◆ WRITTEN EXERCISE
Pictures aside, write out every record exactly as it appears.

Saved data entries:
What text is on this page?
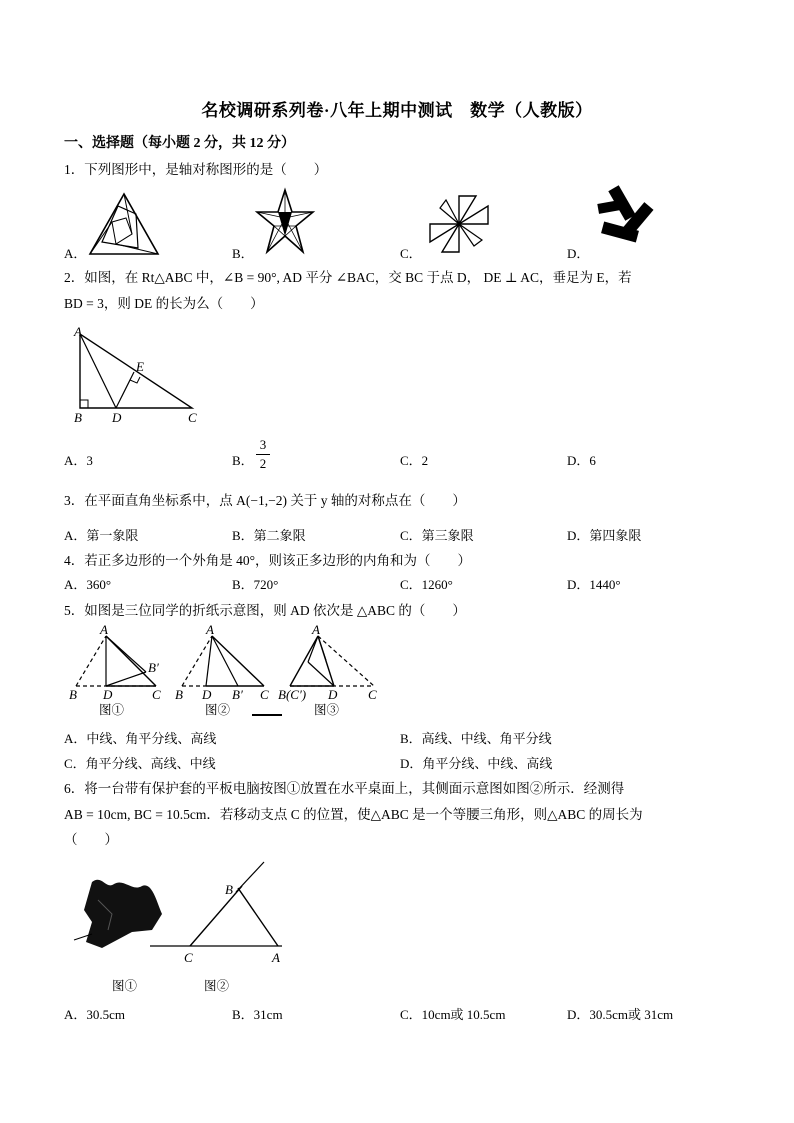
名校调研系列卷·八年上期中测试　数学（人教版）
一、选择题（每小题 2 分，共 12 分）
1．下列图形中，是轴对称图形的是（　　）
A．	B．	C．	D．
2．如图，在 Rt△ABC 中，∠B = 90°, AD 平分 ∠BAC，交 BC 于点 D， DE ⊥ AC，垂足为 E，若
BD = 3，则 DE 的长为么（　　）
A
E
B D	C
A．3	B．
3
2	C．2	D．6
3．在平面直角坐标系中，点 A(−1,−2) 关于 y 轴的对称点在（　　）
A．第一象限	B．第二象限	C．第三象限	D．第四象限
4．若正多边形的一个外角是 40°，则该正多边形的内角和为（　　）
A．360°	B．720°	C．1260°	D．1440°
5．如图是三位同学的折纸示意图，则 AD 依次是 △ABC 的（　　）
A
B′
B D	C
图①
A
B D B′ C
图②
A
B(C′) D C
图③
A．中线、角平分线、高线	B．高线、中线、角平分线
C．角平分线、高线、中线	D．角平分线、中线、高线
6．将一台带有保护套的平板电脑按图①放置在水平桌面上，其侧面示意图如图②所示．经测得
AB = 10cm, BC = 10.5cm．若移动支点 C 的位置，使△ABC 是一个等腰三角形，则△ABC 的周长为
（　　）
B
C	A
图①	图②
A．30.5cm	B．31cm	C．10cm或 10.5cm	D．30.5cm或 31cm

◆ TASK SOLUTION
What text is on this page?
名校调研系列卷·八年上期中测试　数学（人教版）
一、选择题（每小题 2 分，共 12 分）
1．下列图形中，是轴对称图形的是（　　）
A．	B．	C．	D．
2．如图，在 Rt△ABC 中，∠B = 90°, AD 平分 ∠BAC，交 BC 于点 D， DE ⊥ AC，垂足为 E，若
BD = 3，则 DE 的长为么（　　）
A
E
B D	C
A．3	B．
3
2	C．2	D．6
3．在平面直角坐标系中，点 A(−1,−2) 关于 y 轴的对称点在（　　）
A．第一象限	B．第二象限	C．第三象限	D．第四象限
4．若正多边形的一个外角是 40°，则该正多边形的内角和为（　　）
A．360°	B．720°	C．1260°	D．1440°
5．如图是三位同学的折纸示意图，则 AD 依次是 △ABC 的（　　）
A
B′
B D	C
图①
A
B D B′ C
图②
A
B(C′) D C
图③
A．中线、角平分线、高线	B．高线、中线、角平分线
C．角平分线、高线、中线	D．角平分线、中线、高线
6．将一台带有保护套的平板电脑按图①放置在水平桌面上，其侧面示意图如图②所示．经测得
AB = 10cm, BC = 10.5cm．若移动支点 C 的位置，使△ABC 是一个等腰三角形，则△ABC 的周长为
（　　）
B
C	A
图①	图②
A．30.5cm	B．31cm	C．10cm或 10.5cm	D．30.5cm或 31cm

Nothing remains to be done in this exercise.